### Given instruction
Every line below should be copied exactly; drop the pictures.

__________________________________________________

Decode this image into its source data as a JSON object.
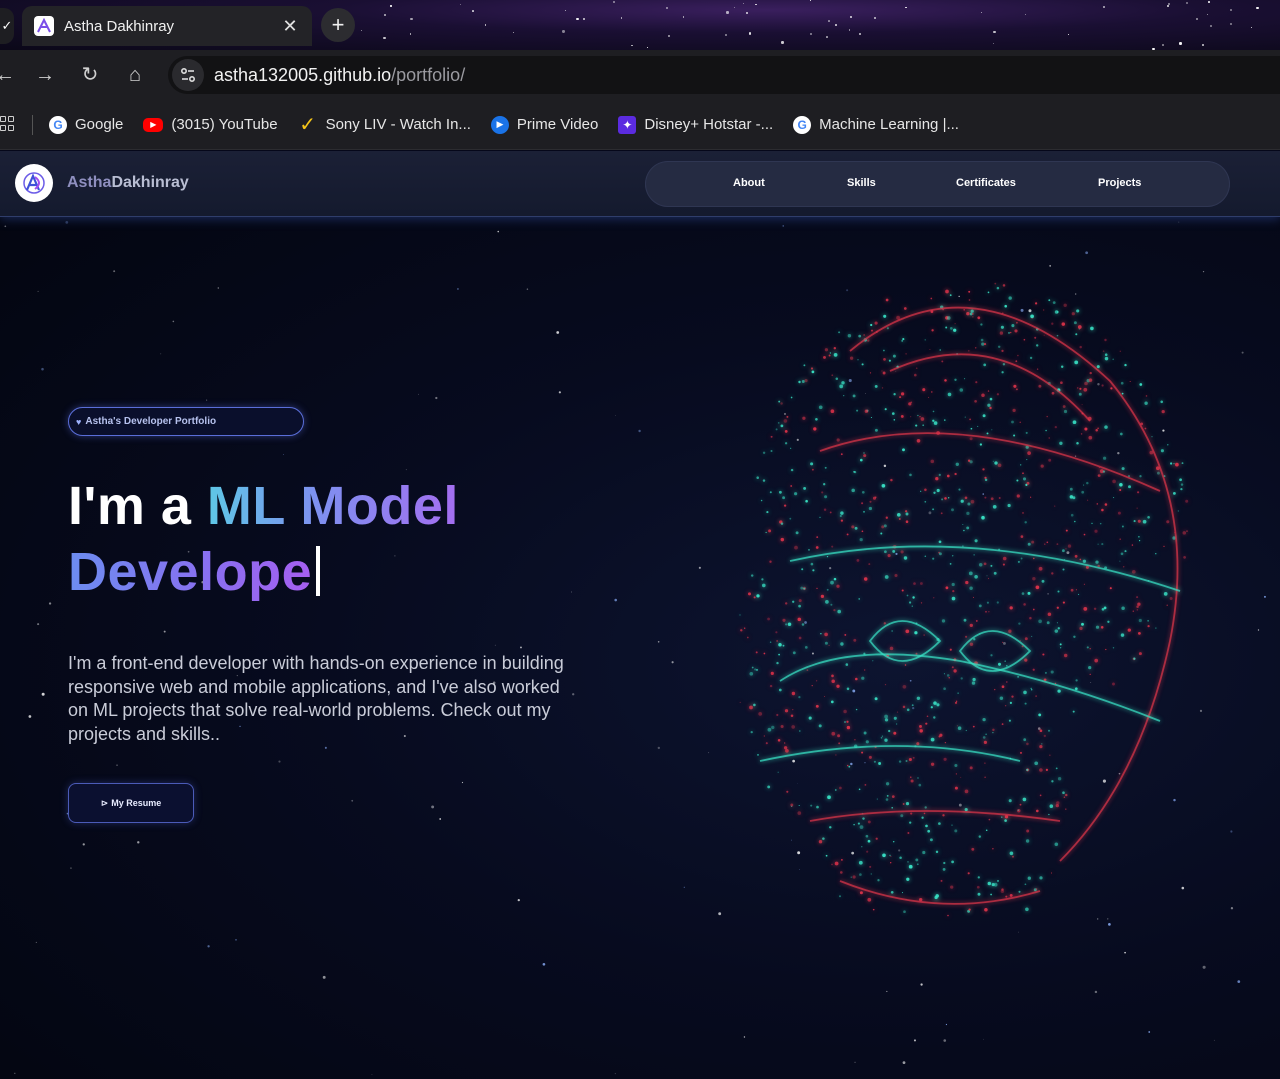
{
  "browser": {
    "tab": {
      "title": "Astha Dakhinray",
      "close_glyph": "✕",
      "favicon": "portfolio-logo-icon"
    },
    "left_tab_glyph": "✓",
    "new_tab_glyph": "+",
    "toolbar": {
      "back_glyph": "←",
      "forward_glyph": "→",
      "reload_glyph": "↻",
      "home_glyph": "⌂",
      "url_host": "astha132005.github.io",
      "url_path": "/portfolio/"
    },
    "bookmarks": [
      {
        "label": "Google",
        "icon": "google-icon",
        "glyph": "G",
        "color": "#4285f4"
      },
      {
        "label": "(3015) YouTube",
        "icon": "youtube-icon",
        "glyph": "▶",
        "color": "#ff0000"
      },
      {
        "label": "Sony LIV - Watch In...",
        "icon": "sonyliv-icon",
        "glyph": "✓",
        "color": "#f5c518"
      },
      {
        "label": "Prime Video",
        "icon": "prime-video-icon",
        "glyph": "▶",
        "color": "#1a73e8"
      },
      {
        "label": "Disney+ Hotstar -...",
        "icon": "hotstar-icon",
        "glyph": "✦",
        "color": "#5b2be0"
      },
      {
        "label": "Machine Learning  |...",
        "icon": "google-icon",
        "glyph": "G",
        "color": "#4285f4"
      }
    ]
  },
  "site": {
    "brand": {
      "first": "Astha",
      "last": "Dakhinray"
    },
    "nav": [
      "About",
      "Skills",
      "Certificates",
      "Projects"
    ],
    "badge": {
      "icon": "heart-icon",
      "glyph": "♥",
      "text": "Astha's Developer Portfolio"
    },
    "hero": {
      "prefix": "I'm a ",
      "role_line1": "ML Model",
      "role_line2": "Develope",
      "description": "I'm a front-end developer with hands-on experience in building responsive web and mobile applications, and I've also worked on ML projects that solve real-world problems. Check out my projects and skills..",
      "resume_icon": "play-icon",
      "resume_glyph": "⊳",
      "resume_label": "My Resume"
    },
    "colors": {
      "accent_blue": "#5a6ed8",
      "accent_purple": "#a46ef0",
      "accent_cyan": "#5ec7e6",
      "hologram_cyan": "#39e6c8",
      "hologram_red": "#e0334a"
    }
  }
}
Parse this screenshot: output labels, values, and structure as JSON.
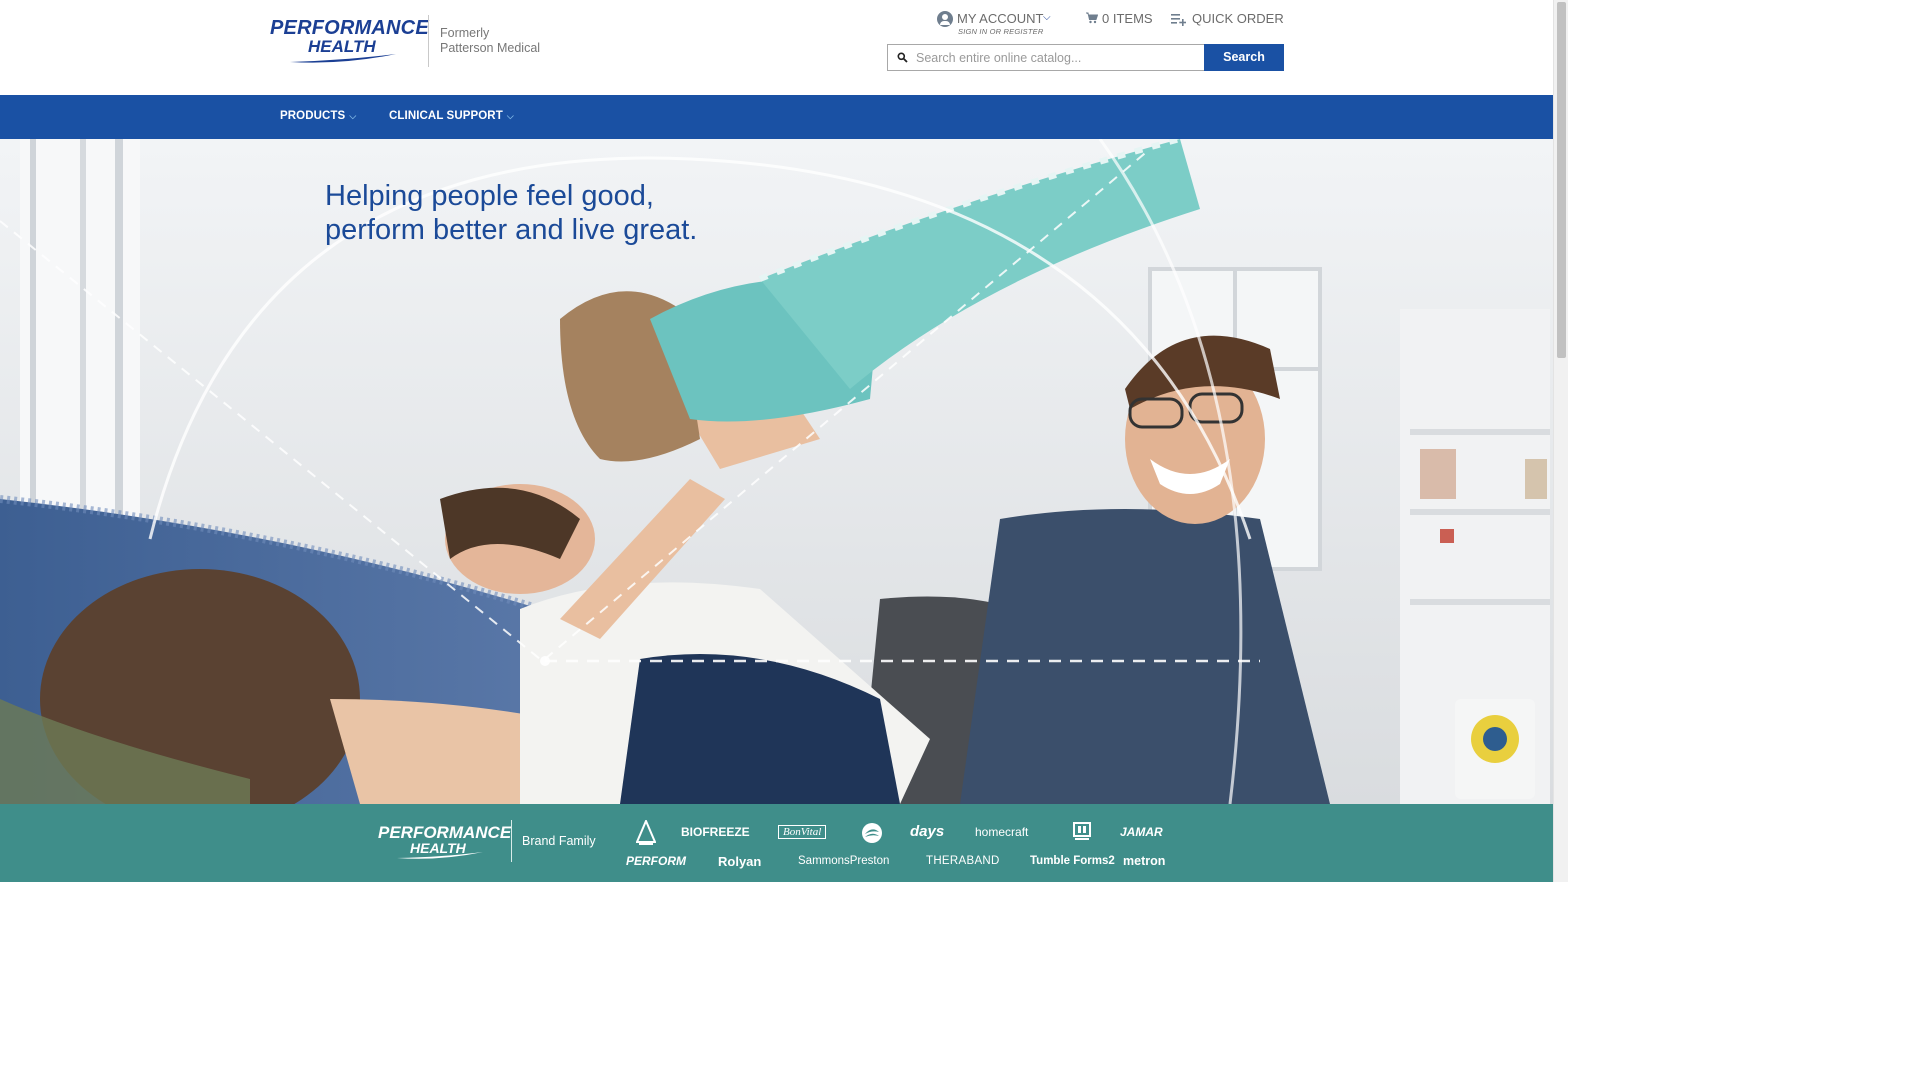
{
  "header": {
    "logo_line1": "PERFORMANCE",
    "logo_line2": "HEALTH",
    "formerly_line1": "Formerly",
    "formerly_line2": "Patterson Medical",
    "account_label": "MY ACCOUNT",
    "account_sub": "SIGN IN OR REGISTER",
    "cart_label": "0 ITEMS",
    "quick_order_label": "QUICK ORDER",
    "search_placeholder": "Search entire online catalog...",
    "search_button": "Search"
  },
  "nav": {
    "items": [
      {
        "label": "PRODUCTS"
      },
      {
        "label": "CLINICAL SUPPORT"
      }
    ]
  },
  "hero": {
    "headline_line1": "Helping people feel good,",
    "headline_line2": "perform better and live great."
  },
  "brand_bar": {
    "logo_line1": "PERFORMANCE",
    "logo_line2": "HEALTH",
    "family_label": "Brand Family",
    "brands_row1": [
      "BIOFREEZE",
      "BonVital",
      "days",
      "homecraft",
      "JAMAR"
    ],
    "brands_row2": [
      "PERFORM",
      "Rolyan",
      "SammonsPreston",
      "THERABAND",
      "Tumble Forms2",
      "metron"
    ]
  },
  "colors": {
    "brand_blue": "#1a51a4",
    "logo_navy": "#1b3f94",
    "teal_bar": "#3f8e8a",
    "headline_blue": "#1b4a98"
  }
}
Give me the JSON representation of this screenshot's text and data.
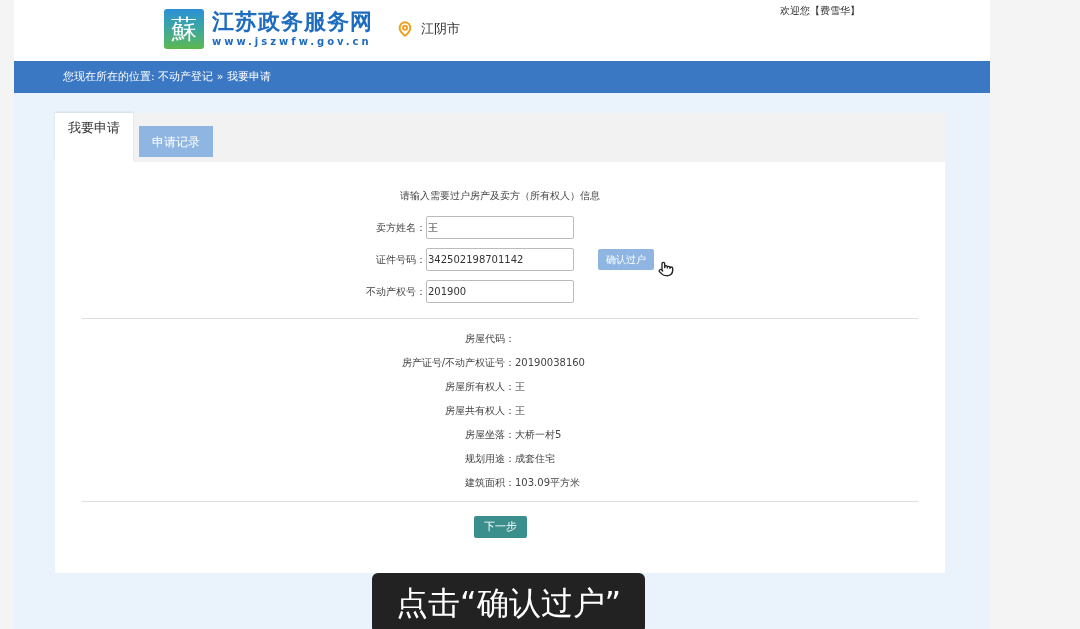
{
  "header": {
    "logo_char": "蘇",
    "site_title": "江苏政务服务网",
    "site_url": "www.jszwfw.gov.cn",
    "city": "江阴市",
    "welcome": "欢迎您【费雪华】"
  },
  "breadcrumb": "您现在所在的位置: 不动产登记 » 我要申请",
  "tabs": [
    {
      "label": "我要申请",
      "selected": true
    },
    {
      "label": "申请记录",
      "selected": false
    }
  ],
  "form": {
    "intro": "请输入需要过户房产及卖方（所有权人）信息",
    "fields": [
      {
        "label": "卖方姓名：",
        "value": "王"
      },
      {
        "label": "证件号码：",
        "value": "342502198701142"
      },
      {
        "label": "不动产权号：",
        "value": "201900"
      }
    ],
    "confirm_button": "确认过户"
  },
  "details": [
    {
      "label": "房屋代码："
    },
    {
      "label": "房产证号/不动产权证号：",
      "value": "20190038160"
    },
    {
      "label": "房屋所有权人：",
      "value": "王"
    },
    {
      "label": "房屋共有权人：",
      "value": "王"
    },
    {
      "label": "房屋坐落：",
      "value": "大桥一村5"
    },
    {
      "label": "规划用途：",
      "value": "成套住宅"
    },
    {
      "label": "建筑面积：",
      "value": "103.09平方米"
    }
  ],
  "next_button": "下一步",
  "caption": "点击“确认过户”"
}
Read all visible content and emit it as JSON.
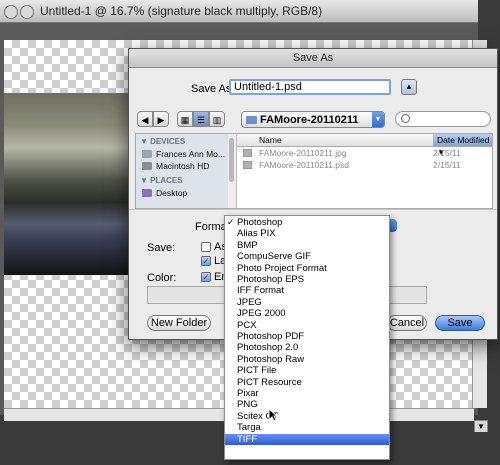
{
  "document_window": {
    "title": "Untitled-1 @ 16.7% (signature black multiply, RGB/8)"
  },
  "dialog": {
    "title": "Save As",
    "save_as_label": "Save As:",
    "filename": "Untitled-1.psd",
    "location": "FAMoore-20110211",
    "sidebar": {
      "devices_header": "DEVICES",
      "devices": [
        "Frances Ann Mo...",
        "Macintosh HD"
      ],
      "places_header": "PLACES",
      "places": [
        "Desktop"
      ]
    },
    "columns": {
      "name": "Name",
      "date_modified": "Date Modified"
    },
    "files": [
      {
        "name": "FAMoore-20110211.jpg",
        "date": "2/15/11"
      },
      {
        "name": "FAMoore-20110211.psd",
        "date": "2/15/11"
      }
    ],
    "format_label": "Format",
    "save_label": "Save:",
    "as_label": "As",
    "layers_label": "Lay",
    "color_label": "Color:",
    "embed_label": "Em",
    "new_folder_button": "New Folder",
    "cancel_button": "Cancel",
    "save_button": "Save"
  },
  "format_menu": {
    "checked_index": 0,
    "highlighted_index": 19,
    "items": [
      "Photoshop",
      "Alias PIX",
      "BMP",
      "CompuServe GIF",
      "Photo Project Format",
      "Photoshop EPS",
      "IFF Format",
      "JPEG",
      "JPEG 2000",
      "PCX",
      "Photoshop PDF",
      "Photoshop 2.0",
      "Photoshop Raw",
      "PICT File",
      "PICT Resource",
      "Pixar",
      "PNG",
      "Scitex CT",
      "Targa",
      "TIFF"
    ]
  },
  "colors": {
    "highlight": "#2b5cd9",
    "accent_blue": "#3b7ce0"
  }
}
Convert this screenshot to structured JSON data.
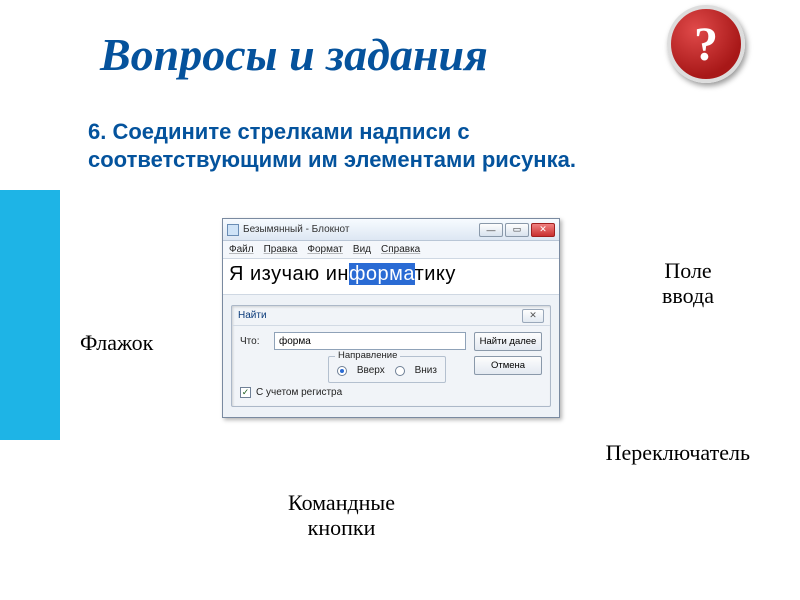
{
  "title": "Вопросы и задания",
  "help_symbol": "?",
  "instruction": "6. Соедините стрелками надписи с соответствующими им элементами рисунка.",
  "labels": {
    "flag": "Флажок",
    "input_field_l1": "Поле",
    "input_field_l2": "ввода",
    "switch": "Переключатель",
    "cmd_l1": "Командные",
    "cmd_l2": "кнопки"
  },
  "notepad": {
    "window_title": "Безымянный - Блокнот",
    "menu": {
      "file": "Файл",
      "edit": "Правка",
      "format": "Формат",
      "view": "Вид",
      "help": "Справка"
    },
    "text_before": "Я изучаю ин",
    "text_sel": "форма",
    "text_after": "тику",
    "winbtn_min": "—",
    "winbtn_max": "▭",
    "winbtn_close": "✕"
  },
  "find": {
    "title": "Найти",
    "what_label": "Что:",
    "what_value": "форма",
    "btn_next": "Найти далее",
    "btn_cancel": "Отмена",
    "group_title": "Направление",
    "radio_up": "Вверх",
    "radio_down": "Вниз",
    "radio_selected": "up",
    "checkbox_label": "С учетом регистра",
    "checkbox_checked": true,
    "close_symbol": "✕"
  }
}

__________________________________________________

### Answer to the task
Decode this image into its source data as a JSON object.
{
  "browser": {
    "tab": {
      "title": "Astha Dakhinray",
      "close_glyph": "✕",
      "favicon": "portfolio-logo-icon"
    },
    "left_tab_glyph": "✓",
    "new_tab_glyph": "+",
    "toolbar": {
      "back_glyph": "←",
      "forward_glyph": "→",
      "reload_glyph": "↻",
      "home_glyph": "⌂",
      "url_host": "astha132005.github.io",
      "url_path": "/portfolio/"
    },
    "bookmarks": [
      {
        "label": "Google",
        "icon": "google-icon",
        "glyph": "G",
        "color": "#4285f4"
      },
      {
        "label": "(3015) YouTube",
        "icon": "youtube-icon",
        "glyph": "▶",
        "color": "#ff0000"
      },
      {
        "label": "Sony LIV - Watch In...",
        "icon": "sonyliv-icon",
        "glyph": "✓",
        "color": "#f5c518"
      },
      {
        "label": "Prime Video",
        "icon": "prime-video-icon",
        "glyph": "▶",
        "color": "#1a73e8"
      },
      {
        "label": "Disney+ Hotstar -...",
        "icon": "hotstar-icon",
        "glyph": "✦",
        "color": "#5b2be0"
      },
      {
        "label": "Machine Learning  |...",
        "icon": "google-icon",
        "glyph": "G",
        "color": "#4285f4"
      }
    ]
  },
  "site": {
    "brand": {
      "first": "Astha",
      "last": "Dakhinray"
    },
    "nav": [
      "About",
      "Skills",
      "Certificates",
      "Projects"
    ],
    "badge": {
      "icon": "heart-icon",
      "glyph": "♥",
      "text": "Astha's Developer Portfolio"
    },
    "hero": {
      "prefix": "I'm a ",
      "role_line1": "ML Model",
      "role_line2": "Develope",
      "description": "I'm a front-end developer with hands-on experience in building responsive web and mobile applications, and I've also worked on ML projects that solve real-world problems. Check out my projects and skills..",
      "resume_icon": "play-icon",
      "resume_glyph": "⊳",
      "resume_label": "My Resume"
    },
    "colors": {
      "accent_blue": "#5a6ed8",
      "accent_purple": "#a46ef0",
      "accent_cyan": "#5ec7e6",
      "hologram_cyan": "#39e6c8",
      "hologram_red": "#e0334a"
    }
  }
}
Parse this screenshot: output labels, values, and structure as JSON.
{
  "header": {
    "logo_line1": "PERFORMANCE",
    "logo_line2": "HEALTH",
    "formerly_line1": "Formerly",
    "formerly_line2": "Patterson Medical",
    "account_label": "MY ACCOUNT",
    "account_sub": "SIGN IN OR REGISTER",
    "cart_label": "0 ITEMS",
    "quick_order_label": "QUICK ORDER",
    "search_placeholder": "Search entire online catalog...",
    "search_button": "Search"
  },
  "nav": {
    "items": [
      {
        "label": "PRODUCTS"
      },
      {
        "label": "CLINICAL SUPPORT"
      }
    ]
  },
  "hero": {
    "headline_line1": "Helping people feel good,",
    "headline_line2": "perform better and live great."
  },
  "brand_bar": {
    "logo_line1": "PERFORMANCE",
    "logo_line2": "HEALTH",
    "family_label": "Brand Family",
    "brands_row1": [
      "BIOFREEZE",
      "BonVital",
      "days",
      "homecraft",
      "JAMAR"
    ],
    "brands_row2": [
      "PERFORM",
      "Rolyan",
      "SammonsPreston",
      "THERABAND",
      "Tumble Forms2",
      "metron"
    ]
  },
  "colors": {
    "brand_blue": "#1a51a4",
    "logo_navy": "#1b3f94",
    "teal_bar": "#3f8e8a",
    "headline_blue": "#1b4a98"
  }
}
Give me the JSON representation of this screenshot's text and data.
{
  "header": {
    "logo_char": "蘇",
    "site_title": "江苏政务服务网",
    "site_url": "www.jszwfw.gov.cn",
    "city": "江阴市",
    "welcome": "欢迎您【费雪华】"
  },
  "breadcrumb": "您现在所在的位置: 不动产登记 » 我要申请",
  "tabs": [
    {
      "label": "我要申请",
      "selected": true
    },
    {
      "label": "申请记录",
      "selected": false
    }
  ],
  "form": {
    "intro": "请输入需要过户房产及卖方（所有权人）信息",
    "fields": [
      {
        "label": "卖方姓名：",
        "value": "王"
      },
      {
        "label": "证件号码：",
        "value": "342502198701142"
      },
      {
        "label": "不动产权号：",
        "value": "201900"
      }
    ],
    "confirm_button": "确认过户"
  },
  "details": [
    {
      "label": "房屋代码："
    },
    {
      "label": "房产证号/不动产权证号：",
      "value": "20190038160"
    },
    {
      "label": "房屋所有权人：",
      "value": "王"
    },
    {
      "label": "房屋共有权人：",
      "value": "王"
    },
    {
      "label": "房屋坐落：",
      "value": "大桥一村5"
    },
    {
      "label": "规划用途：",
      "value": "成套住宅"
    },
    {
      "label": "建筑面积：",
      "value": "103.09平方米"
    }
  ],
  "next_button": "下一步",
  "caption": "点击“确认过户”"
}
Read all visible content and emit it as JSON.
{
  "document_window": {
    "title": "Untitled-1 @ 16.7% (signature black multiply, RGB/8)"
  },
  "dialog": {
    "title": "Save As",
    "save_as_label": "Save As:",
    "filename": "Untitled-1.psd",
    "location": "FAMoore-20110211",
    "sidebar": {
      "devices_header": "DEVICES",
      "devices": [
        "Frances Ann Mo...",
        "Macintosh HD"
      ],
      "places_header": "PLACES",
      "places": [
        "Desktop"
      ]
    },
    "columns": {
      "name": "Name",
      "date_modified": "Date Modified"
    },
    "files": [
      {
        "name": "FAMoore-20110211.jpg",
        "date": "2/15/11"
      },
      {
        "name": "FAMoore-20110211.psd",
        "date": "2/15/11"
      }
    ],
    "format_label": "Format",
    "save_label": "Save:",
    "as_label": "As",
    "layers_label": "Lay",
    "color_label": "Color:",
    "embed_label": "Em",
    "new_folder_button": "New Folder",
    "cancel_button": "Cancel",
    "save_button": "Save"
  },
  "format_menu": {
    "checked_index": 0,
    "highlighted_index": 19,
    "items": [
      "Photoshop",
      "Alias PIX",
      "BMP",
      "CompuServe GIF",
      "Photo Project Format",
      "Photoshop EPS",
      "IFF Format",
      "JPEG",
      "JPEG 2000",
      "PCX",
      "Photoshop PDF",
      "Photoshop 2.0",
      "Photoshop Raw",
      "PICT File",
      "PICT Resource",
      "Pixar",
      "PNG",
      "Scitex CT",
      "Targa",
      "TIFF"
    ]
  },
  "colors": {
    "highlight": "#2b5cd9",
    "accent_blue": "#3b7ce0"
  }
}
Convert this screenshot to structured JSON data.
{
  "title": "Вопросы и задания",
  "help_symbol": "?",
  "instruction": "6. Соедините стрелками надписи с соответствующими им элементами рисунка.",
  "labels": {
    "flag": "Флажок",
    "input_field_l1": "Поле",
    "input_field_l2": "ввода",
    "switch": "Переключатель",
    "cmd_l1": "Командные",
    "cmd_l2": "кнопки"
  },
  "notepad": {
    "window_title": "Безымянный - Блокнот",
    "menu": {
      "file": "Файл",
      "edit": "Правка",
      "format": "Формат",
      "view": "Вид",
      "help": "Справка"
    },
    "text_before": "Я изучаю ин",
    "text_sel": "форма",
    "text_after": "тику",
    "winbtn_min": "—",
    "winbtn_max": "▭",
    "winbtn_close": "✕"
  },
  "find": {
    "title": "Найти",
    "what_label": "Что:",
    "what_value": "форма",
    "btn_next": "Найти далее",
    "btn_cancel": "Отмена",
    "group_title": "Направление",
    "radio_up": "Вверх",
    "radio_down": "Вниз",
    "radio_selected": "up",
    "checkbox_label": "С учетом регистра",
    "checkbox_checked": true,
    "close_symbol": "✕"
  }
}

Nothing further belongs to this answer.